_To be done:_
Copy nothing but the text: repeat each entry exactly and drop the images.

_Raw records:_
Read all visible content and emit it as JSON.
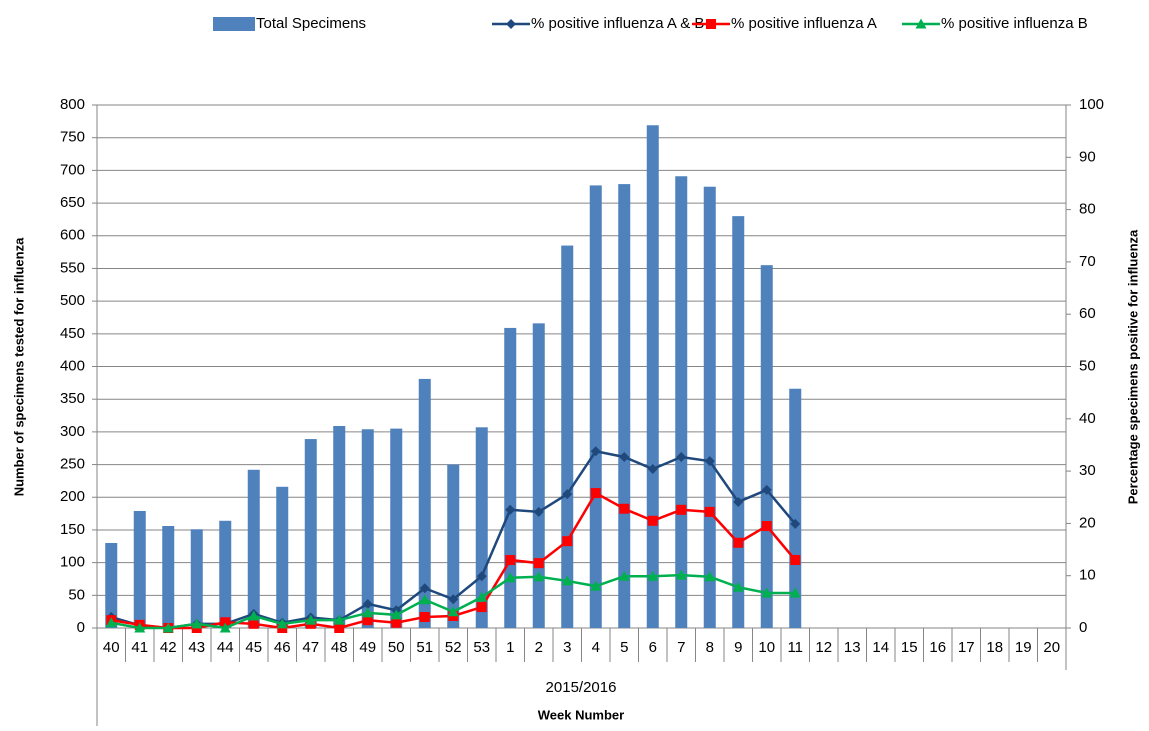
{
  "chart_data": {
    "type": "bar",
    "xlabel": "Week Number",
    "group_label": "2015/2016",
    "ylabel": "Number of specimens tested for influenza",
    "y2label": "Percentage specimens positive for influenza",
    "categories": [
      "40",
      "41",
      "42",
      "43",
      "44",
      "45",
      "46",
      "47",
      "48",
      "49",
      "50",
      "51",
      "52",
      "53",
      "1",
      "2",
      "3",
      "4",
      "5",
      "6",
      "7",
      "8",
      "9",
      "10",
      "11",
      "12",
      "13",
      "14",
      "15",
      "16",
      "17",
      "18",
      "19",
      "20"
    ],
    "series": [
      {
        "name": "Total Specimens",
        "type": "bar",
        "color": "#4f81bd",
        "axis": "y",
        "values": [
          130,
          179,
          156,
          151,
          164,
          242,
          216,
          289,
          309,
          304,
          305,
          381,
          250,
          307,
          459,
          466,
          585,
          677,
          679,
          769,
          691,
          675,
          630,
          555,
          366,
          null,
          null,
          null,
          null,
          null,
          null,
          null,
          null,
          null
        ]
      },
      {
        "name": "% positive influenza A & B",
        "type": "line",
        "marker": "diamond",
        "color": "#1f497d",
        "axis": "y2",
        "values": [
          2.1,
          0.5,
          0,
          0.8,
          0.8,
          2.7,
          1,
          2,
          1.5,
          4.6,
          3.4,
          7.6,
          5.5,
          9.9,
          22.6,
          22.2,
          25.6,
          33.8,
          32.7,
          30.4,
          32.7,
          31.9,
          24.1,
          26.4,
          19.9,
          null,
          null,
          null,
          null,
          null,
          null,
          null,
          null,
          null
        ]
      },
      {
        "name": "% positive influenza A",
        "type": "line",
        "marker": "square",
        "color": "#ff0000",
        "axis": "y2",
        "values": [
          1.5,
          0.6,
          0,
          0,
          1.1,
          0.8,
          0,
          0.8,
          0,
          1.5,
          1,
          2.1,
          2.3,
          4,
          13,
          12.4,
          16.6,
          25.8,
          22.8,
          20.5,
          22.6,
          22.2,
          16.3,
          19.5,
          13,
          null,
          null,
          null,
          null,
          null,
          null,
          null,
          null,
          null
        ]
      },
      {
        "name": "% positive influenza B",
        "type": "line",
        "marker": "triangle",
        "color": "#00b050",
        "axis": "y2",
        "values": [
          1,
          0,
          0,
          0.8,
          0,
          2.3,
          0.8,
          1.5,
          1.5,
          2.9,
          2.5,
          5.4,
          3.1,
          5.9,
          9.6,
          9.8,
          9,
          8,
          9.9,
          9.9,
          10.1,
          9.8,
          7.8,
          6.7,
          6.7,
          null,
          null,
          null,
          null,
          null,
          null,
          null,
          null,
          null
        ]
      }
    ],
    "ylim": [
      0,
      800
    ],
    "yticks": [
      0,
      50,
      100,
      150,
      200,
      250,
      300,
      350,
      400,
      450,
      500,
      550,
      600,
      650,
      700,
      750,
      800
    ],
    "y2lim": [
      0,
      100
    ],
    "y2ticks": [
      0,
      10,
      20,
      30,
      40,
      50,
      60,
      70,
      80,
      90,
      100
    ],
    "grid": true,
    "legend": "top"
  }
}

_Completed task:_
Read all visible content and emit it as JSON.
{
  "chart_data": {
    "type": "bar",
    "xlabel": "Week Number",
    "group_label": "2015/2016",
    "ylabel": "Number of specimens tested for influenza",
    "y2label": "Percentage specimens positive for influenza",
    "categories": [
      "40",
      "41",
      "42",
      "43",
      "44",
      "45",
      "46",
      "47",
      "48",
      "49",
      "50",
      "51",
      "52",
      "53",
      "1",
      "2",
      "3",
      "4",
      "5",
      "6",
      "7",
      "8",
      "9",
      "10",
      "11",
      "12",
      "13",
      "14",
      "15",
      "16",
      "17",
      "18",
      "19",
      "20"
    ],
    "series": [
      {
        "name": "Total Specimens",
        "type": "bar",
        "color": "#4f81bd",
        "axis": "y",
        "values": [
          130,
          179,
          156,
          151,
          164,
          242,
          216,
          289,
          309,
          304,
          305,
          381,
          250,
          307,
          459,
          466,
          585,
          677,
          679,
          769,
          691,
          675,
          630,
          555,
          366,
          null,
          null,
          null,
          null,
          null,
          null,
          null,
          null,
          null
        ]
      },
      {
        "name": "% positive influenza A & B",
        "type": "line",
        "marker": "diamond",
        "color": "#1f497d",
        "axis": "y2",
        "values": [
          2.1,
          0.5,
          0,
          0.8,
          0.8,
          2.7,
          1,
          2,
          1.5,
          4.6,
          3.4,
          7.6,
          5.5,
          9.9,
          22.6,
          22.2,
          25.6,
          33.8,
          32.7,
          30.4,
          32.7,
          31.9,
          24.1,
          26.4,
          19.9,
          null,
          null,
          null,
          null,
          null,
          null,
          null,
          null,
          null
        ]
      },
      {
        "name": "% positive influenza A",
        "type": "line",
        "marker": "square",
        "color": "#ff0000",
        "axis": "y2",
        "values": [
          1.5,
          0.6,
          0,
          0,
          1.1,
          0.8,
          0,
          0.8,
          0,
          1.5,
          1,
          2.1,
          2.3,
          4,
          13,
          12.4,
          16.6,
          25.8,
          22.8,
          20.5,
          22.6,
          22.2,
          16.3,
          19.5,
          13,
          null,
          null,
          null,
          null,
          null,
          null,
          null,
          null,
          null
        ]
      },
      {
        "name": "% positive influenza B",
        "type": "line",
        "marker": "triangle",
        "color": "#00b050",
        "axis": "y2",
        "values": [
          1,
          0,
          0,
          0.8,
          0,
          2.3,
          0.8,
          1.5,
          1.5,
          2.9,
          2.5,
          5.4,
          3.1,
          5.9,
          9.6,
          9.8,
          9,
          8,
          9.9,
          9.9,
          10.1,
          9.8,
          7.8,
          6.7,
          6.7,
          null,
          null,
          null,
          null,
          null,
          null,
          null,
          null,
          null
        ]
      }
    ],
    "ylim": [
      0,
      800
    ],
    "yticks": [
      0,
      50,
      100,
      150,
      200,
      250,
      300,
      350,
      400,
      450,
      500,
      550,
      600,
      650,
      700,
      750,
      800
    ],
    "y2lim": [
      0,
      100
    ],
    "y2ticks": [
      0,
      10,
      20,
      30,
      40,
      50,
      60,
      70,
      80,
      90,
      100
    ],
    "grid": true,
    "legend": "top"
  }
}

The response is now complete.